THE DATA
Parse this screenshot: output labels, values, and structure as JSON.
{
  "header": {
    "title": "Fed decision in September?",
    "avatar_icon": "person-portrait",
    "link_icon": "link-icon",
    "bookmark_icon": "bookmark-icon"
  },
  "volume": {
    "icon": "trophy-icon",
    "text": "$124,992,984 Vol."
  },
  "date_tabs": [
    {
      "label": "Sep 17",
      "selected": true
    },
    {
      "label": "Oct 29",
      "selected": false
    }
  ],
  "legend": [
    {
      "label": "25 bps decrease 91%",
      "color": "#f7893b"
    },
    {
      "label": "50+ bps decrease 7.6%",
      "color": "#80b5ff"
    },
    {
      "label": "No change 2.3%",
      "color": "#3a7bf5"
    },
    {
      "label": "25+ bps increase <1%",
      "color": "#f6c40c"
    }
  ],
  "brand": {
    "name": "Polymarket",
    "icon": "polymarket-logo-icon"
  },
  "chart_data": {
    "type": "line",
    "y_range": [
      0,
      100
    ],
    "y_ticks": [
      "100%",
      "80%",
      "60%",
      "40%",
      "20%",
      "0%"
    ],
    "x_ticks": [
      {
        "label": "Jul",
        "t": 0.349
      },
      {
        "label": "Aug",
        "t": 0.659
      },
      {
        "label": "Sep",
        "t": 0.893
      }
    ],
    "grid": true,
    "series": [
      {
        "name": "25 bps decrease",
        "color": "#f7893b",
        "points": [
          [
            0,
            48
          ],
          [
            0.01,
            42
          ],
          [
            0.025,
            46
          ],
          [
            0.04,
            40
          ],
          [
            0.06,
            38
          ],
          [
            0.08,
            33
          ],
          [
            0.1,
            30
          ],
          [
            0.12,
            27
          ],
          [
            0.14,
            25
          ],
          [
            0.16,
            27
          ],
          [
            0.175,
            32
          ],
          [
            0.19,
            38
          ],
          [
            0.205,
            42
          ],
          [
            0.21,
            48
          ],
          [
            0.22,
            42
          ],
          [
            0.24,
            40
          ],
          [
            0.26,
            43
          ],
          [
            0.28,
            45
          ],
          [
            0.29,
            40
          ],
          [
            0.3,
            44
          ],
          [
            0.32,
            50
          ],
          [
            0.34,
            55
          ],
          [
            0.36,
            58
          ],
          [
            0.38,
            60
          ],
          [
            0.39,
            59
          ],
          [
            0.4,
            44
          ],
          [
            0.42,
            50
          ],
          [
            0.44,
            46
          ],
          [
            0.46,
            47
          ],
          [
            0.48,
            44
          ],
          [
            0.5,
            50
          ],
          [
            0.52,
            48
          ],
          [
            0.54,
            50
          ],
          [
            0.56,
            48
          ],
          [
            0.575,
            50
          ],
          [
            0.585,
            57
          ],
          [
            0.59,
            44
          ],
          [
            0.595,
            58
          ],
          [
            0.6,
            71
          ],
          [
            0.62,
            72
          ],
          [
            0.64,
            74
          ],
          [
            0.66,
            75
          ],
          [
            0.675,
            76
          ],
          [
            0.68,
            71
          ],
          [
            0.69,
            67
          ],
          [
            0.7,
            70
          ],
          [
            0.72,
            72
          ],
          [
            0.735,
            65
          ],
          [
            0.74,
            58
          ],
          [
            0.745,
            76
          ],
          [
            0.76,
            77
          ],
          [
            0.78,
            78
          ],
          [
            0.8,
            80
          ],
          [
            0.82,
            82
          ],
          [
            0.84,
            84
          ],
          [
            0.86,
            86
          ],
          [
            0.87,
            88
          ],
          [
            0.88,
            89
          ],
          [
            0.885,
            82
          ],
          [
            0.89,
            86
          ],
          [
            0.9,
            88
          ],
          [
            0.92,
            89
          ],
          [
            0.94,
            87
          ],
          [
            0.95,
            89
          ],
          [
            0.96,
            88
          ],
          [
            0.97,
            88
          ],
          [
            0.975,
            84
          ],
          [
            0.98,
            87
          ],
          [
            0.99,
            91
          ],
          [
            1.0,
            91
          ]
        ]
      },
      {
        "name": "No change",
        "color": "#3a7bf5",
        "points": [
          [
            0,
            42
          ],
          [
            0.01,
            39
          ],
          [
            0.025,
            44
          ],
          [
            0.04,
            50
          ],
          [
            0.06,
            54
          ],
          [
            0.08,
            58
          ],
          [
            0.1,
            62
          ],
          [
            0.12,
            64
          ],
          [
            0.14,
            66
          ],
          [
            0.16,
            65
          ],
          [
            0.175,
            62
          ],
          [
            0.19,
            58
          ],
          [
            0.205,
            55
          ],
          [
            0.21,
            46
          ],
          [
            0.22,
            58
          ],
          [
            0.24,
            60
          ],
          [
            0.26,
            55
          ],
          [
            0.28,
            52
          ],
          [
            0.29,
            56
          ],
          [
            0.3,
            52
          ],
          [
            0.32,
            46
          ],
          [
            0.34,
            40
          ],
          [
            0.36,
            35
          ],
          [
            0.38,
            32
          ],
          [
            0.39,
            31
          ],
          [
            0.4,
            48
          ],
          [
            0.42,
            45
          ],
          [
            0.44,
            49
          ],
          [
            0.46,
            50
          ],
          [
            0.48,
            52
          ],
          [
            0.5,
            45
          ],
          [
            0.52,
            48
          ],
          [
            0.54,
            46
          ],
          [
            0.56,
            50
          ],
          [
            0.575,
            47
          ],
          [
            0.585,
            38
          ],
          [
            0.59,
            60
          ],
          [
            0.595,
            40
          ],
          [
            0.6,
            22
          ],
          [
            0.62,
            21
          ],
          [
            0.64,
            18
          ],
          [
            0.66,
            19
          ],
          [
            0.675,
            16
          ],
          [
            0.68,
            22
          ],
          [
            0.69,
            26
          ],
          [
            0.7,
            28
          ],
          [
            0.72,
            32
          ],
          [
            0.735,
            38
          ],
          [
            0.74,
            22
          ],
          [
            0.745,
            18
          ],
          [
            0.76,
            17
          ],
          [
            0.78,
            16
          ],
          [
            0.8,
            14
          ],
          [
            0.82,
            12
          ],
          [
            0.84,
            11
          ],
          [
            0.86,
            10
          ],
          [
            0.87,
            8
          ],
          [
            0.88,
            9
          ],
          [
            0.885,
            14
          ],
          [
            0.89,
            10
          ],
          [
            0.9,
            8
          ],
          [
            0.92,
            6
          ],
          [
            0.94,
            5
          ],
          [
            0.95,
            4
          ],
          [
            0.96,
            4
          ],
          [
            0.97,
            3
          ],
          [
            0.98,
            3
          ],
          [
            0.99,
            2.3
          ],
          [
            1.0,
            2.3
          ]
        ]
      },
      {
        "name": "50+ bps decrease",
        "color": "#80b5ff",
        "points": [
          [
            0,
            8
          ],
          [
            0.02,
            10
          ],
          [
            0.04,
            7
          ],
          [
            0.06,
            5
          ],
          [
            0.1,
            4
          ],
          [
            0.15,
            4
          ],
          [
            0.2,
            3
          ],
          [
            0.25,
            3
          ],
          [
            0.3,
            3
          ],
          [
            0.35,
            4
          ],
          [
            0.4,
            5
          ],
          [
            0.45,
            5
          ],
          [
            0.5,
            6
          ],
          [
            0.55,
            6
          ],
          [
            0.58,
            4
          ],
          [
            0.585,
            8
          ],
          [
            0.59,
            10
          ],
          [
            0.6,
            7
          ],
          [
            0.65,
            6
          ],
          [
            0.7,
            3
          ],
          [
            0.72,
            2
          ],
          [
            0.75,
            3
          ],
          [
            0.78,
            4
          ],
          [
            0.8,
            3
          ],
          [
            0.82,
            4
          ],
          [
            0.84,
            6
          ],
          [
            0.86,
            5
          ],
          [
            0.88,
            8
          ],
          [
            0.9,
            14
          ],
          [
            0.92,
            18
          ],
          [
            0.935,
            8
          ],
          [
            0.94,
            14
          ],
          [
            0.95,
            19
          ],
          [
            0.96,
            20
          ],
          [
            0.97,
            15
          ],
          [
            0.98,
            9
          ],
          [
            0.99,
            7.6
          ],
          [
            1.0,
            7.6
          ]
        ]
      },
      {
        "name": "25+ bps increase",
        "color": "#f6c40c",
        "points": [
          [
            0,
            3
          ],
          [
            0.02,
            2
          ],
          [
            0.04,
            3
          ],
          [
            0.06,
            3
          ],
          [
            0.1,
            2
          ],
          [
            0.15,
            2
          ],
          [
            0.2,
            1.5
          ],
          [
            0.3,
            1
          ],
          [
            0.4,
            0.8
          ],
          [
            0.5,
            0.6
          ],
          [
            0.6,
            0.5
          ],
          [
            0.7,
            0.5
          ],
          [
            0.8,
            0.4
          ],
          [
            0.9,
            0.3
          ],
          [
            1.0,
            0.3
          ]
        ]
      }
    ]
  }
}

WORK INSTRUCTIONS
Search the data above for the string "color" and copy each line that has it.

SOLUTION
      "color": "#f7893b"
      "color": "#80b5ff"
      "color": "#3a7bf5"
      "color": "#f6c40c"
        "color": "#f7893b",
        "color": "#3a7bf5",
        "color": "#80b5ff",
        "color": "#f6c40c",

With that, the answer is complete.